Exercise description – List every line below containing "JSON".

Records from a collection of figures –
§ §
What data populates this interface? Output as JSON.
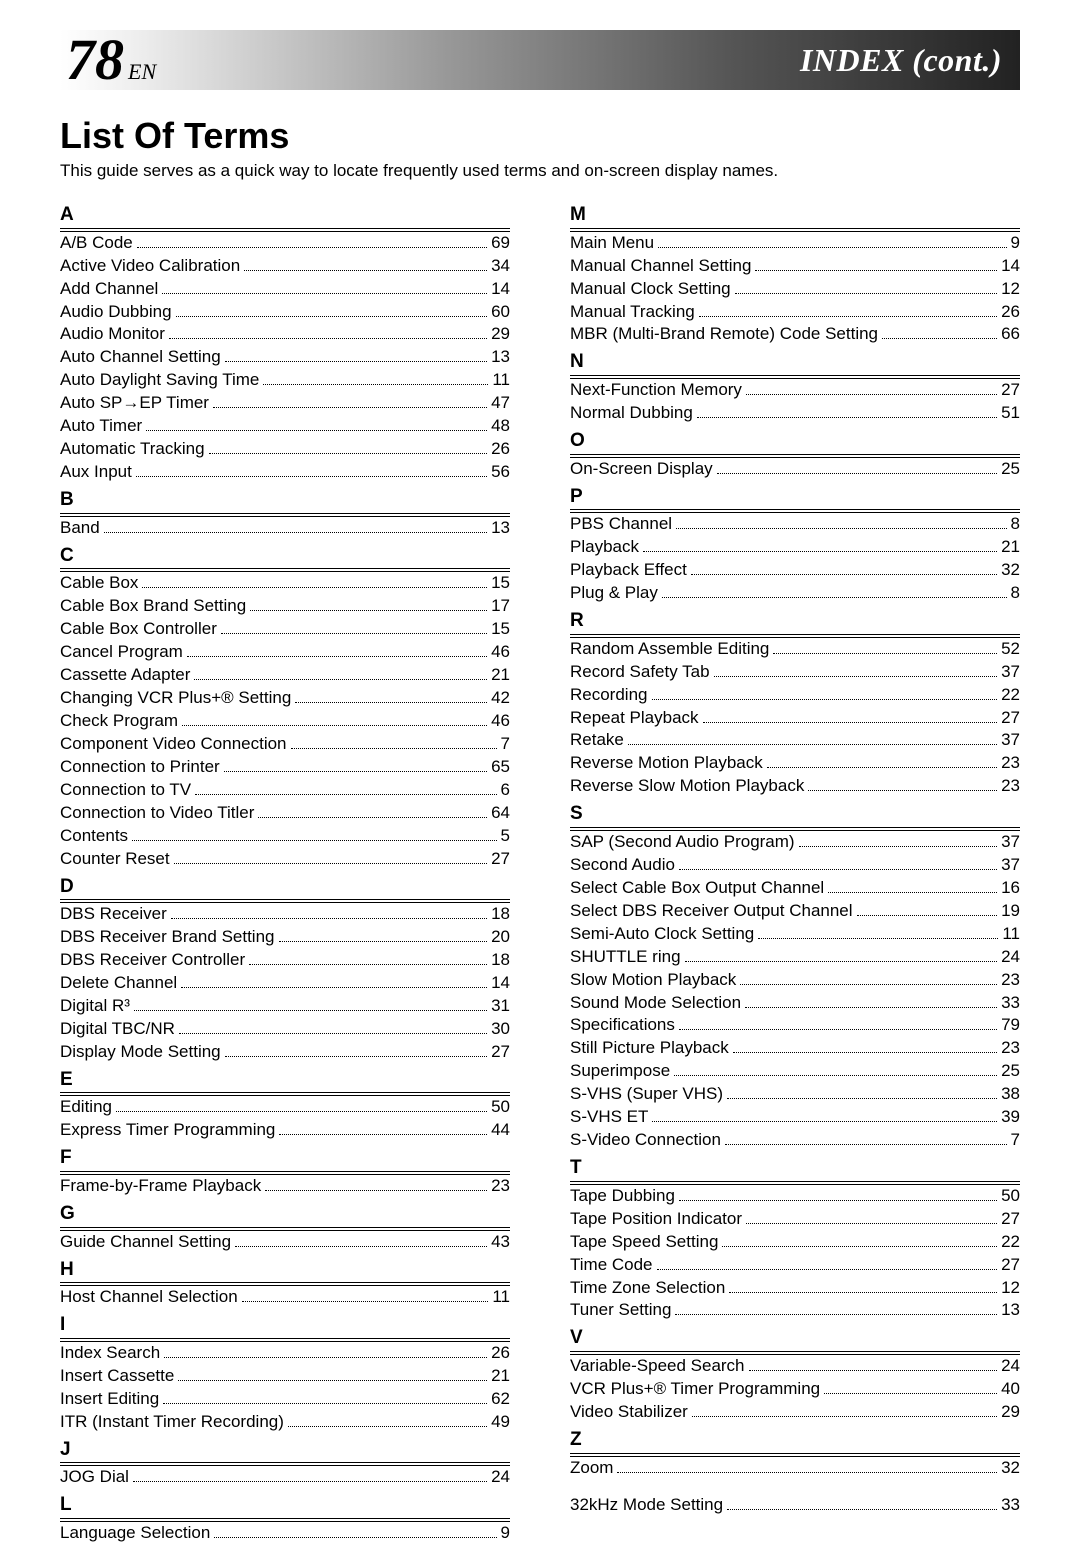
{
  "header": {
    "page_number": "78",
    "lang": "EN",
    "title": "INDEX (cont.)",
    "bg_gradient_from": "#ffffff",
    "bg_gradient_to": "#1a1a1a"
  },
  "title": "List Of Terms",
  "subtitle": "This guide serves as a quick way to locate frequently used terms and on-screen display names.",
  "typography": {
    "body_family": "Optima / Candara / sans-serif",
    "title_size_pt": 27,
    "body_size_pt": 13,
    "letter_head_size_pt": 14,
    "letter_head_weight": "bold"
  },
  "colors": {
    "text": "#000000",
    "background": "#ffffff",
    "rule": "#000000",
    "dot_leader": "#000000"
  },
  "left_sections": [
    {
      "letter": "A",
      "entries": [
        {
          "term": "A/B Code",
          "page": "69"
        },
        {
          "term": "Active Video Calibration",
          "page": "34"
        },
        {
          "term": "Add Channel",
          "page": "14"
        },
        {
          "term": "Audio Dubbing",
          "page": "60"
        },
        {
          "term": "Audio Monitor",
          "page": "29"
        },
        {
          "term": "Auto Channel Setting",
          "page": "13"
        },
        {
          "term": "Auto Daylight Saving Time",
          "page": "11"
        },
        {
          "term": "Auto SP→EP Timer",
          "page": "47"
        },
        {
          "term": "Auto Timer",
          "page": "48"
        },
        {
          "term": "Automatic Tracking",
          "page": "26"
        },
        {
          "term": "Aux Input",
          "page": "56"
        }
      ]
    },
    {
      "letter": "B",
      "entries": [
        {
          "term": "Band",
          "page": "13"
        }
      ]
    },
    {
      "letter": "C",
      "entries": [
        {
          "term": "Cable Box",
          "page": "15"
        },
        {
          "term": "Cable Box Brand Setting",
          "page": "17"
        },
        {
          "term": "Cable Box Controller",
          "page": "15"
        },
        {
          "term": "Cancel Program",
          "page": "46"
        },
        {
          "term": "Cassette Adapter",
          "page": "21"
        },
        {
          "term": "Changing VCR Plus+® Setting",
          "page": "42"
        },
        {
          "term": "Check Program",
          "page": "46"
        },
        {
          "term": "Component Video Connection",
          "page": "7"
        },
        {
          "term": "Connection to Printer",
          "page": "65"
        },
        {
          "term": "Connection to TV",
          "page": "6"
        },
        {
          "term": "Connection to Video Titler",
          "page": "64"
        },
        {
          "term": "Contents",
          "page": "5"
        },
        {
          "term": "Counter Reset",
          "page": "27"
        }
      ]
    },
    {
      "letter": "D",
      "entries": [
        {
          "term": "DBS Receiver",
          "page": "18"
        },
        {
          "term": "DBS Receiver Brand Setting",
          "page": "20"
        },
        {
          "term": "DBS Receiver Controller",
          "page": "18"
        },
        {
          "term": "Delete Channel",
          "page": "14"
        },
        {
          "term": "Digital R³",
          "page": "31"
        },
        {
          "term": "Digital TBC/NR",
          "page": "30"
        },
        {
          "term": "Display Mode Setting",
          "page": "27"
        }
      ]
    },
    {
      "letter": "E",
      "entries": [
        {
          "term": "Editing",
          "page": "50"
        },
        {
          "term": "Express Timer Programming",
          "page": "44"
        }
      ]
    },
    {
      "letter": "F",
      "entries": [
        {
          "term": "Frame-by-Frame Playback",
          "page": "23"
        }
      ]
    },
    {
      "letter": "G",
      "entries": [
        {
          "term": "Guide Channel Setting",
          "page": "43"
        }
      ]
    },
    {
      "letter": "H",
      "entries": [
        {
          "term": "Host Channel Selection",
          "page": "11"
        }
      ]
    },
    {
      "letter": "I",
      "entries": [
        {
          "term": "Index Search",
          "page": "26"
        },
        {
          "term": "Insert Cassette",
          "page": "21"
        },
        {
          "term": "Insert Editing",
          "page": "62"
        },
        {
          "term": "ITR (Instant Timer Recording)",
          "page": "49"
        }
      ]
    },
    {
      "letter": "J",
      "entries": [
        {
          "term": "JOG Dial",
          "page": "24"
        }
      ]
    },
    {
      "letter": "L",
      "entries": [
        {
          "term": "Language Selection",
          "page": "9"
        }
      ]
    }
  ],
  "right_sections": [
    {
      "letter": "M",
      "entries": [
        {
          "term": "Main Menu",
          "page": "9"
        },
        {
          "term": "Manual Channel Setting",
          "page": "14"
        },
        {
          "term": "Manual Clock Setting",
          "page": "12"
        },
        {
          "term": "Manual Tracking",
          "page": "26"
        },
        {
          "term": "MBR (Multi-Brand Remote) Code Setting",
          "page": "66"
        }
      ]
    },
    {
      "letter": "N",
      "entries": [
        {
          "term": "Next-Function Memory",
          "page": "27"
        },
        {
          "term": "Normal Dubbing",
          "page": "51"
        }
      ]
    },
    {
      "letter": "O",
      "entries": [
        {
          "term": "On-Screen Display",
          "page": "25"
        }
      ]
    },
    {
      "letter": "P",
      "entries": [
        {
          "term": "PBS Channel",
          "page": "8"
        },
        {
          "term": "Playback",
          "page": "21"
        },
        {
          "term": "Playback Effect",
          "page": "32"
        },
        {
          "term": "Plug & Play",
          "page": "8"
        }
      ]
    },
    {
      "letter": "R",
      "entries": [
        {
          "term": "Random Assemble Editing",
          "page": "52"
        },
        {
          "term": "Record Safety Tab",
          "page": "37"
        },
        {
          "term": "Recording",
          "page": "22"
        },
        {
          "term": "Repeat Playback",
          "page": "27"
        },
        {
          "term": "Retake",
          "page": "37"
        },
        {
          "term": "Reverse Motion Playback",
          "page": "23"
        },
        {
          "term": "Reverse Slow Motion Playback",
          "page": "23"
        }
      ]
    },
    {
      "letter": "S",
      "entries": [
        {
          "term": "SAP (Second Audio Program)",
          "page": "37"
        },
        {
          "term": "Second Audio",
          "page": "37"
        },
        {
          "term": "Select Cable Box Output Channel",
          "page": "16"
        },
        {
          "term": "Select DBS Receiver Output Channel",
          "page": "19"
        },
        {
          "term": "Semi-Auto Clock Setting",
          "page": "11"
        },
        {
          "term": "SHUTTLE ring",
          "page": "24"
        },
        {
          "term": "Slow Motion Playback",
          "page": "23"
        },
        {
          "term": "Sound Mode Selection",
          "page": "33"
        },
        {
          "term": "Specifications",
          "page": "79"
        },
        {
          "term": "Still Picture Playback",
          "page": "23"
        },
        {
          "term": "Superimpose",
          "page": "25"
        },
        {
          "term": "S-VHS (Super VHS)",
          "page": "38"
        },
        {
          "term": "S-VHS ET",
          "page": "39"
        },
        {
          "term": "S-Video Connection",
          "page": "7"
        }
      ]
    },
    {
      "letter": "T",
      "entries": [
        {
          "term": "Tape Dubbing",
          "page": "50"
        },
        {
          "term": "Tape Position Indicator",
          "page": "27"
        },
        {
          "term": "Tape Speed Setting",
          "page": "22"
        },
        {
          "term": "Time Code",
          "page": "27"
        },
        {
          "term": "Time Zone Selection",
          "page": "12"
        },
        {
          "term": "Tuner Setting",
          "page": "13"
        }
      ]
    },
    {
      "letter": "V",
      "entries": [
        {
          "term": "Variable-Speed Search",
          "page": "24"
        },
        {
          "term": "VCR Plus+® Timer Programming",
          "page": "40"
        },
        {
          "term": "Video Stabilizer",
          "page": "29"
        }
      ]
    },
    {
      "letter": "Z",
      "entries": [
        {
          "term": "Zoom",
          "page": "32"
        }
      ]
    },
    {
      "letter": "",
      "entries": [
        {
          "term": "32kHz Mode Setting",
          "page": "33"
        }
      ]
    }
  ]
}
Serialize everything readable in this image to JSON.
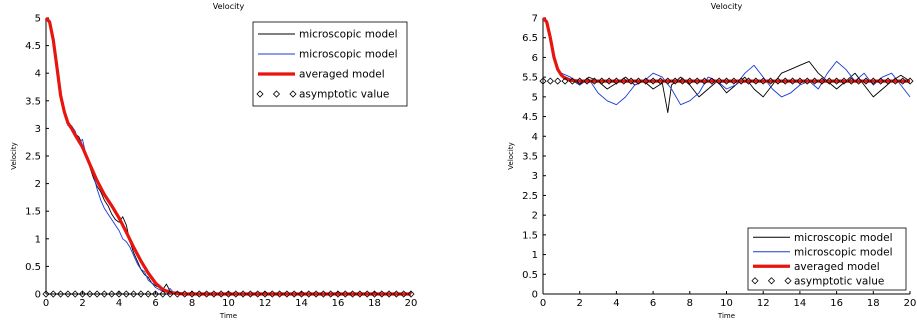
{
  "chart_data": [
    {
      "type": "line",
      "title": "Velocity",
      "xlabel": "Time",
      "ylabel": "Velocity",
      "xlim": [
        0,
        20
      ],
      "ylim": [
        0,
        5
      ],
      "xticks": [
        0,
        2,
        4,
        6,
        8,
        10,
        12,
        14,
        16,
        18,
        20
      ],
      "xtick_labels": [
        "0",
        "2",
        "4",
        "6",
        "8",
        "10",
        "12",
        "14",
        "16",
        "18",
        "20"
      ],
      "yticks": [
        0,
        0.5,
        1,
        1.5,
        2,
        2.5,
        3,
        3.5,
        4,
        4.5,
        5
      ],
      "ytick_labels": [
        "0",
        "0.5",
        "1",
        "1.5",
        "2",
        "2.5",
        "3",
        "3.5",
        "4",
        "4.5",
        "5"
      ],
      "grid": false,
      "legend_position": "top-right",
      "series": [
        {
          "name": "microscopic model",
          "color": "#000000",
          "style": "line",
          "x": [
            0,
            0.2,
            0.4,
            0.6,
            0.8,
            1.0,
            1.2,
            1.4,
            1.6,
            1.8,
            2.0,
            2.2,
            2.4,
            2.6,
            2.8,
            3.0,
            3.2,
            3.4,
            3.6,
            3.8,
            4.0,
            4.2,
            4.4,
            4.6,
            4.8,
            5.0,
            5.2,
            5.4,
            5.6,
            5.8,
            6.0,
            6.2,
            6.4,
            6.6,
            6.8,
            7.0,
            7.4,
            8,
            10,
            12,
            14,
            16,
            18,
            20
          ],
          "y": [
            5.0,
            4.95,
            4.6,
            4.1,
            3.6,
            3.3,
            3.1,
            3.0,
            2.9,
            2.85,
            2.7,
            2.55,
            2.3,
            2.1,
            1.95,
            1.85,
            1.7,
            1.6,
            1.45,
            1.35,
            1.3,
            1.4,
            1.25,
            0.95,
            0.75,
            0.6,
            0.45,
            0.35,
            0.3,
            0.2,
            0.15,
            0.12,
            0.08,
            0.18,
            0.05,
            0.02,
            0.0,
            0.0,
            0.0,
            0.0,
            0.0,
            0.0,
            0.0,
            0.0
          ]
        },
        {
          "name": "microscopic model",
          "color": "#1a3bd8",
          "style": "line",
          "x": [
            0,
            0.2,
            0.4,
            0.6,
            0.8,
            1.0,
            1.2,
            1.4,
            1.6,
            1.8,
            2.0,
            2.2,
            2.4,
            2.6,
            2.8,
            3.0,
            3.2,
            3.4,
            3.6,
            3.8,
            4.0,
            4.2,
            4.4,
            4.6,
            4.8,
            5.0,
            5.2,
            5.4,
            5.6,
            5.8,
            6.0,
            6.2,
            6.4,
            6.6,
            6.8,
            7.0,
            7.4,
            8,
            10,
            12,
            14,
            16,
            18,
            20
          ],
          "y": [
            5.0,
            4.95,
            4.6,
            4.1,
            3.6,
            3.3,
            3.05,
            3.05,
            2.95,
            2.75,
            2.8,
            2.5,
            2.35,
            2.15,
            1.9,
            1.7,
            1.55,
            1.45,
            1.35,
            1.25,
            1.15,
            1.0,
            0.95,
            0.85,
            0.7,
            0.55,
            0.45,
            0.4,
            0.25,
            0.2,
            0.12,
            0.08,
            0.05,
            0.03,
            0.1,
            0.02,
            0.0,
            0.0,
            0.0,
            0.0,
            0.0,
            0.0,
            0.0,
            0.0
          ]
        },
        {
          "name": "averaged model",
          "color": "#e8140e",
          "style": "thick-line",
          "x": [
            0,
            0.2,
            0.4,
            0.6,
            0.8,
            1.0,
            1.2,
            1.4,
            1.6,
            1.8,
            2.0,
            2.4,
            2.8,
            3.2,
            3.6,
            4.0,
            4.4,
            4.8,
            5.2,
            5.6,
            6.0,
            6.4,
            6.8,
            7.2,
            7.6,
            8,
            10,
            12,
            14,
            16,
            18,
            20
          ],
          "y": [
            5.0,
            4.93,
            4.6,
            4.1,
            3.6,
            3.3,
            3.1,
            3.0,
            2.88,
            2.77,
            2.66,
            2.35,
            2.05,
            1.8,
            1.6,
            1.38,
            1.12,
            0.85,
            0.6,
            0.38,
            0.2,
            0.08,
            0.03,
            0.01,
            0.0,
            0.0,
            0.0,
            0.0,
            0.0,
            0.0,
            0.0,
            0.0
          ]
        },
        {
          "name": "asymptotic value",
          "color": "#000000",
          "style": "diamond-markers",
          "x": [
            0,
            0.4,
            0.8,
            1.2,
            1.6,
            2.0,
            2.4,
            2.8,
            3.2,
            3.6,
            4.0,
            4.4,
            4.8,
            5.2,
            5.6,
            6.0,
            6.4,
            6.8,
            7.2,
            7.6,
            8.0,
            8.4,
            8.8,
            9.2,
            9.6,
            10.0,
            10.4,
            10.8,
            11.2,
            11.6,
            12.0,
            12.4,
            12.8,
            13.2,
            13.6,
            14.0,
            14.4,
            14.8,
            15.2,
            15.6,
            16.0,
            16.4,
            16.8,
            17.2,
            17.6,
            18.0,
            18.4,
            18.8,
            19.2,
            19.6,
            20.0
          ],
          "y": [
            0,
            0,
            0,
            0,
            0,
            0,
            0,
            0,
            0,
            0,
            0,
            0,
            0,
            0,
            0,
            0,
            0,
            0,
            0,
            0,
            0,
            0,
            0,
            0,
            0,
            0,
            0,
            0,
            0,
            0,
            0,
            0,
            0,
            0,
            0,
            0,
            0,
            0,
            0,
            0,
            0,
            0,
            0,
            0,
            0,
            0,
            0,
            0,
            0,
            0,
            0
          ]
        }
      ]
    },
    {
      "type": "line",
      "title": "Velocity",
      "xlabel": "Time",
      "ylabel": "Velocity",
      "xlim": [
        0,
        20
      ],
      "ylim": [
        0,
        7
      ],
      "xticks": [
        0,
        2,
        4,
        6,
        8,
        10,
        12,
        14,
        16,
        18,
        20
      ],
      "xtick_labels": [
        "0",
        "2",
        "4",
        "6",
        "8",
        "10",
        "12",
        "14",
        "16",
        "18",
        "20"
      ],
      "yticks": [
        0,
        0.5,
        1,
        1.5,
        2,
        2.5,
        3,
        3.5,
        4,
        4.5,
        5,
        5.5,
        6,
        6.5,
        7
      ],
      "ytick_labels": [
        "0",
        "0.5",
        "1",
        "1.5",
        "2",
        "2.5",
        "3",
        "3.5",
        "4",
        "4.5",
        "5",
        "5.5",
        "6",
        "6.5",
        "7"
      ],
      "grid": false,
      "legend_position": "bottom-right",
      "series": [
        {
          "name": "microscopic model",
          "color": "#000000",
          "style": "line",
          "x": [
            0,
            0.2,
            0.4,
            0.6,
            0.8,
            1.0,
            1.5,
            2.0,
            2.5,
            3.0,
            3.5,
            4.0,
            4.5,
            5.0,
            5.5,
            6.0,
            6.5,
            6.8,
            7.0,
            7.5,
            8.0,
            8.5,
            9.0,
            9.5,
            10.0,
            10.5,
            11.0,
            11.5,
            12.0,
            12.5,
            13.0,
            13.5,
            14.0,
            14.5,
            15.0,
            15.5,
            16.0,
            16.5,
            17.0,
            17.5,
            18.0,
            18.5,
            19.0,
            19.5,
            20.0
          ],
          "y": [
            7.0,
            6.9,
            6.5,
            6.0,
            5.7,
            5.55,
            5.45,
            5.3,
            5.5,
            5.4,
            5.2,
            5.35,
            5.5,
            5.3,
            5.4,
            5.2,
            5.35,
            4.6,
            5.3,
            5.5,
            5.3,
            5.0,
            5.2,
            5.4,
            5.1,
            5.3,
            5.5,
            5.2,
            5.0,
            5.3,
            5.6,
            5.7,
            5.8,
            5.9,
            5.6,
            5.4,
            5.2,
            5.4,
            5.6,
            5.3,
            5.0,
            5.2,
            5.4,
            5.55,
            5.4
          ]
        },
        {
          "name": "microscopic model",
          "color": "#1a3bd8",
          "style": "line",
          "x": [
            0,
            0.2,
            0.4,
            0.6,
            0.8,
            1.0,
            1.5,
            2.0,
            2.5,
            3.0,
            3.5,
            4.0,
            4.5,
            5.0,
            5.5,
            6.0,
            6.5,
            7.0,
            7.5,
            8.0,
            8.5,
            9.0,
            9.5,
            10.0,
            10.5,
            11.0,
            11.5,
            12.0,
            12.5,
            13.0,
            13.5,
            14.0,
            14.5,
            15.0,
            15.5,
            16.0,
            16.5,
            17.0,
            17.5,
            18.0,
            18.5,
            19.0,
            19.5,
            20.0
          ],
          "y": [
            7.0,
            6.9,
            6.5,
            6.0,
            5.7,
            5.6,
            5.5,
            5.3,
            5.45,
            5.1,
            4.9,
            4.8,
            5.0,
            5.3,
            5.4,
            5.6,
            5.5,
            5.2,
            4.8,
            4.9,
            5.1,
            5.5,
            5.4,
            5.2,
            5.3,
            5.6,
            5.8,
            5.5,
            5.2,
            5.0,
            5.1,
            5.3,
            5.4,
            5.2,
            5.6,
            5.9,
            5.7,
            5.4,
            5.6,
            5.3,
            5.5,
            5.6,
            5.3,
            5.0
          ]
        },
        {
          "name": "averaged model",
          "color": "#e8140e",
          "style": "thick-line",
          "x": [
            0,
            0.2,
            0.4,
            0.6,
            0.8,
            1.0,
            1.2,
            1.5,
            2.0,
            3,
            4,
            6,
            8,
            10,
            12,
            14,
            16,
            18,
            20
          ],
          "y": [
            7.0,
            6.9,
            6.5,
            6.0,
            5.7,
            5.55,
            5.47,
            5.42,
            5.4,
            5.4,
            5.4,
            5.4,
            5.4,
            5.4,
            5.4,
            5.4,
            5.4,
            5.4,
            5.4
          ]
        },
        {
          "name": "asymptotic value",
          "color": "#000000",
          "style": "diamond-markers",
          "x": [
            0,
            0.4,
            0.8,
            1.2,
            1.6,
            2.0,
            2.4,
            2.8,
            3.2,
            3.6,
            4.0,
            4.4,
            4.8,
            5.2,
            5.6,
            6.0,
            6.4,
            6.8,
            7.2,
            7.6,
            8.0,
            8.4,
            8.8,
            9.2,
            9.6,
            10.0,
            10.4,
            10.8,
            11.2,
            11.6,
            12.0,
            12.4,
            12.8,
            13.2,
            13.6,
            14.0,
            14.4,
            14.8,
            15.2,
            15.6,
            16.0,
            16.4,
            16.8,
            17.2,
            17.6,
            18.0,
            18.4,
            18.8,
            19.2,
            19.6,
            20.0
          ],
          "y": [
            5.4,
            5.4,
            5.4,
            5.4,
            5.4,
            5.4,
            5.4,
            5.4,
            5.4,
            5.4,
            5.4,
            5.4,
            5.4,
            5.4,
            5.4,
            5.4,
            5.4,
            5.4,
            5.4,
            5.4,
            5.4,
            5.4,
            5.4,
            5.4,
            5.4,
            5.4,
            5.4,
            5.4,
            5.4,
            5.4,
            5.4,
            5.4,
            5.4,
            5.4,
            5.4,
            5.4,
            5.4,
            5.4,
            5.4,
            5.4,
            5.4,
            5.4,
            5.4,
            5.4,
            5.4,
            5.4,
            5.4,
            5.4,
            5.4,
            5.4,
            5.4
          ]
        }
      ]
    }
  ]
}
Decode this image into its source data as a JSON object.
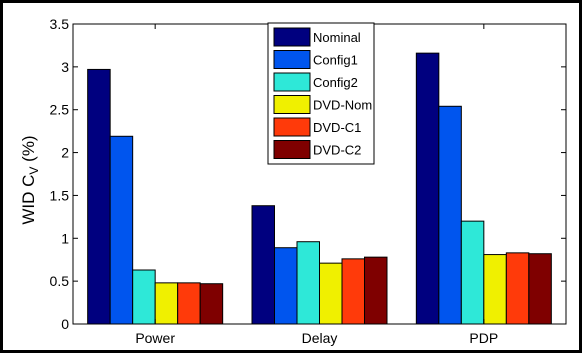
{
  "chart_data": {
    "type": "bar",
    "categories": [
      "Power",
      "Delay",
      "PDP"
    ],
    "series": [
      {
        "name": "Nominal",
        "color": "#00007f",
        "values": [
          2.97,
          1.38,
          3.16
        ]
      },
      {
        "name": "Config1",
        "color": "#0055ee",
        "values": [
          2.19,
          0.89,
          2.54
        ]
      },
      {
        "name": "Config2",
        "color": "#2ee8d8",
        "values": [
          0.63,
          0.96,
          1.2
        ]
      },
      {
        "name": "DVD-Nom",
        "color": "#f0f000",
        "values": [
          0.48,
          0.71,
          0.81
        ]
      },
      {
        "name": "DVD-C1",
        "color": "#ff3a0a",
        "values": [
          0.48,
          0.76,
          0.83
        ]
      },
      {
        "name": "DVD-C2",
        "color": "#7f0000",
        "values": [
          0.47,
          0.78,
          0.82
        ]
      }
    ],
    "ylabel": "WID  C",
    "ylabel_sub": "V",
    "ylabel_unit": " (%)",
    "ylim": [
      0,
      3.5
    ],
    "yticks": [
      "0",
      "0.5",
      "1",
      "1.5",
      "2",
      "2.5",
      "3",
      "3.5"
    ],
    "grid": false,
    "legend": "top-center"
  }
}
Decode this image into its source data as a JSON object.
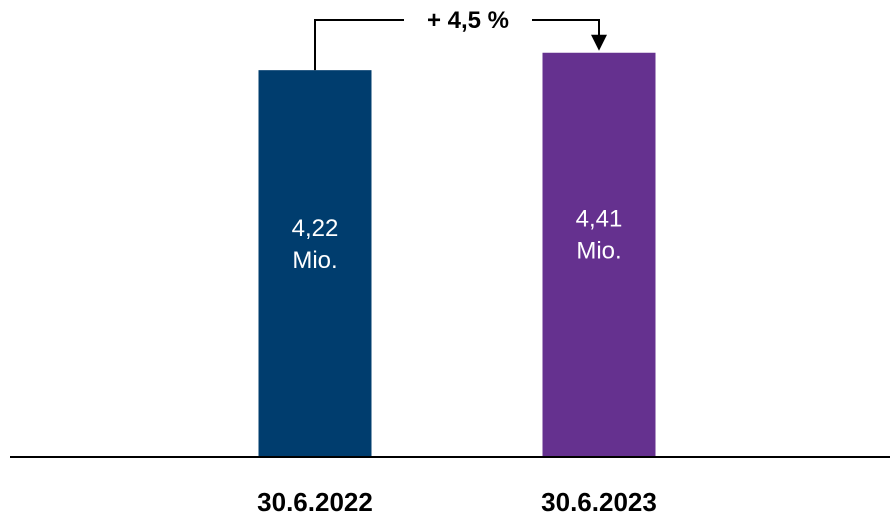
{
  "chart_data": {
    "type": "bar",
    "categories": [
      "30.6.2022",
      "30.6.2023"
    ],
    "values": [
      4.22,
      4.41
    ],
    "unit": "Mio.",
    "value_labels": [
      "4,22",
      "4,41"
    ],
    "colors": [
      "#003D6E",
      "#65318F"
    ],
    "ylim": [
      0,
      4.8
    ],
    "grid": false,
    "legend": "none",
    "title": "",
    "xlabel": "",
    "ylabel": "",
    "annotation": {
      "text": "+ 4,5 %",
      "from": "30.6.2022",
      "to": "30.6.2023"
    }
  }
}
§ §
Final answer –
What data populates this interface? Output as JSON.
Serialize everything readable in this image to JSON.
Decode this image into its source data as a JSON object.
Decode this image into its source data as a JSON object.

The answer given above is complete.